_TO BE DONE_
Write every entry out again exactly, please, and skip the pictures.

-- begin --

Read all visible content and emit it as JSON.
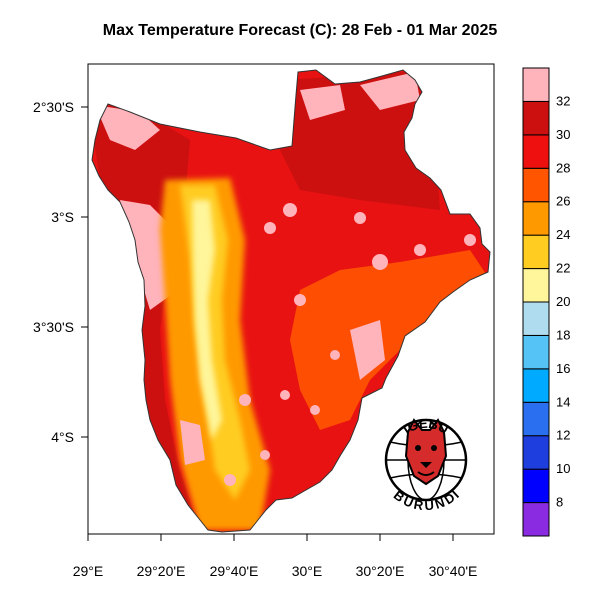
{
  "title": "Max Temperature Forecast (C): 28 Feb - 01 Mar 2025",
  "map": {
    "lon_ticks": [
      "29°E",
      "29°20'E",
      "29°40'E",
      "30°E",
      "30°20'E",
      "30°40'E"
    ],
    "lat_ticks": [
      "2°30'S",
      "3°S",
      "3°30'S",
      "4°S"
    ]
  },
  "colorbar": {
    "levels": [
      "8",
      "10",
      "12",
      "14",
      "16",
      "18",
      "20",
      "22",
      "24",
      "26",
      "28",
      "30",
      "32"
    ],
    "colors": [
      "#8a2be2",
      "#0000ff",
      "#1e3fdd",
      "#2a6ff0",
      "#00aaff",
      "#55c3f5",
      "#b0dcf0",
      "#fff59a",
      "#ffcc22",
      "#ff9900",
      "#ff5500",
      "#ee0f0f",
      "#cc0f0f",
      "#ffb3bb"
    ]
  },
  "logo": {
    "top_text": "IGEBU",
    "bottom_text": "BURUNDI",
    "icon": "leopard-head-icon"
  }
}
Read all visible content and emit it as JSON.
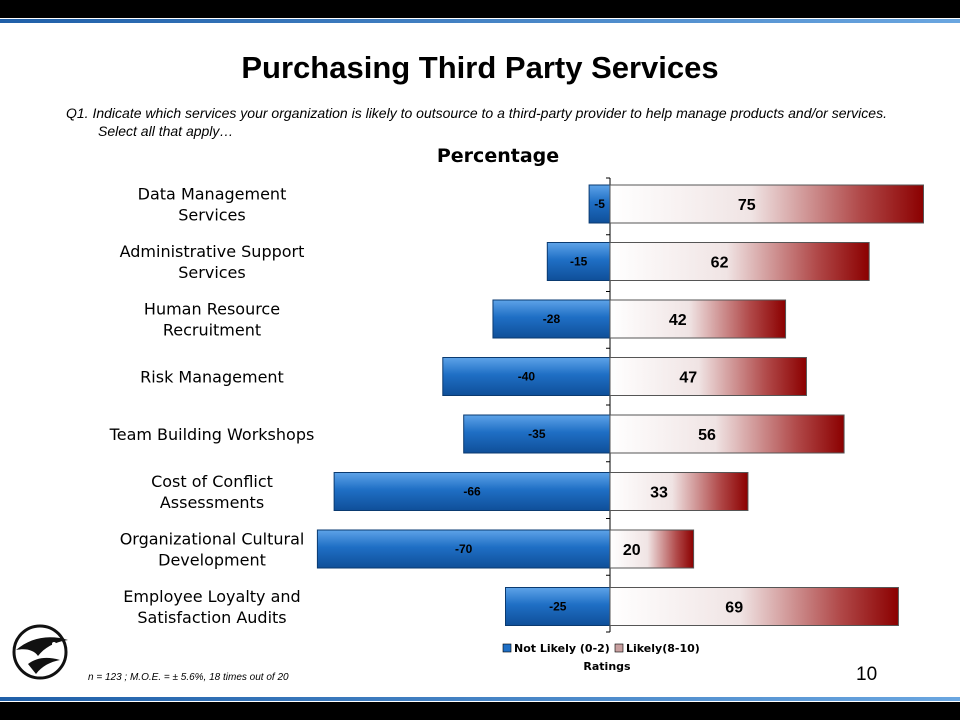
{
  "slide": {
    "title": "Purchasing Third Party Services",
    "question": "Q1.  Indicate which services your organization is likely to outsource to a third-party provider to help manage products and/or services.  Select all that apply…",
    "footnote": "n = 123 ;  M.O.E. = ± 5.6%, 18 times out of 20",
    "page_number": "10",
    "logo_icon": "hawk-logo-icon"
  },
  "chart_data": {
    "type": "bar",
    "orientation": "horizontal-diverging",
    "title": "Percentage",
    "xlabel": "Ratings",
    "categories": [
      [
        "Data Management",
        "Services"
      ],
      [
        "Administrative Support",
        "Services"
      ],
      [
        "Human Resource",
        "Recruitment"
      ],
      [
        "Risk Management"
      ],
      [
        "Team Building Workshops"
      ],
      [
        "Cost of Conflict",
        "Assessments"
      ],
      [
        "Organizational Cultural",
        "Development"
      ],
      [
        "Employee Loyalty and",
        "Satisfaction Audits"
      ]
    ],
    "series": [
      {
        "name": "Not Likely (0-2)",
        "values": [
          -5,
          -15,
          -28,
          -40,
          -35,
          -66,
          -70,
          -25
        ],
        "color": "#1f6fc5"
      },
      {
        "name": "Likely(8-10)",
        "values": [
          75,
          62,
          42,
          47,
          56,
          33,
          20,
          69
        ],
        "color": "#8b0000"
      }
    ],
    "legend_position": "bottom"
  }
}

-- end --

_RIGHT ANSWER_
Read all visible content and emit it as JSON.
{
  "title": "Max Temperature Forecast (C): 28 Feb - 01 Mar 2025",
  "map": {
    "lon_ticks": [
      "29°E",
      "29°20'E",
      "29°40'E",
      "30°E",
      "30°20'E",
      "30°40'E"
    ],
    "lat_ticks": [
      "2°30'S",
      "3°S",
      "3°30'S",
      "4°S"
    ]
  },
  "colorbar": {
    "levels": [
      "8",
      "10",
      "12",
      "14",
      "16",
      "18",
      "20",
      "22",
      "24",
      "26",
      "28",
      "30",
      "32"
    ],
    "colors": [
      "#8a2be2",
      "#0000ff",
      "#1e3fdd",
      "#2a6ff0",
      "#00aaff",
      "#55c3f5",
      "#b0dcf0",
      "#fff59a",
      "#ffcc22",
      "#ff9900",
      "#ff5500",
      "#ee0f0f",
      "#cc0f0f",
      "#ffb3bb"
    ]
  },
  "logo": {
    "top_text": "IGEBU",
    "bottom_text": "BURUNDI",
    "icon": "leopard-head-icon"
  }
}
Read all visible content and emit it as JSON.
{
  "slide": {
    "title": "Purchasing Third Party Services",
    "question": "Q1.  Indicate which services your organization is likely to outsource to a third-party provider to help manage products and/or services.  Select all that apply…",
    "footnote": "n = 123 ;  M.O.E. = ± 5.6%, 18 times out of 20",
    "page_number": "10",
    "logo_icon": "hawk-logo-icon"
  },
  "chart_data": {
    "type": "bar",
    "orientation": "horizontal-diverging",
    "title": "Percentage",
    "xlabel": "Ratings",
    "categories": [
      [
        "Data Management",
        "Services"
      ],
      [
        "Administrative Support",
        "Services"
      ],
      [
        "Human Resource",
        "Recruitment"
      ],
      [
        "Risk Management"
      ],
      [
        "Team Building Workshops"
      ],
      [
        "Cost of Conflict",
        "Assessments"
      ],
      [
        "Organizational Cultural",
        "Development"
      ],
      [
        "Employee Loyalty and",
        "Satisfaction Audits"
      ]
    ],
    "series": [
      {
        "name": "Not Likely (0-2)",
        "values": [
          -5,
          -15,
          -28,
          -40,
          -35,
          -66,
          -70,
          -25
        ],
        "color": "#1f6fc5"
      },
      {
        "name": "Likely(8-10)",
        "values": [
          75,
          62,
          42,
          47,
          56,
          33,
          20,
          69
        ],
        "color": "#8b0000"
      }
    ],
    "legend_position": "bottom"
  }
}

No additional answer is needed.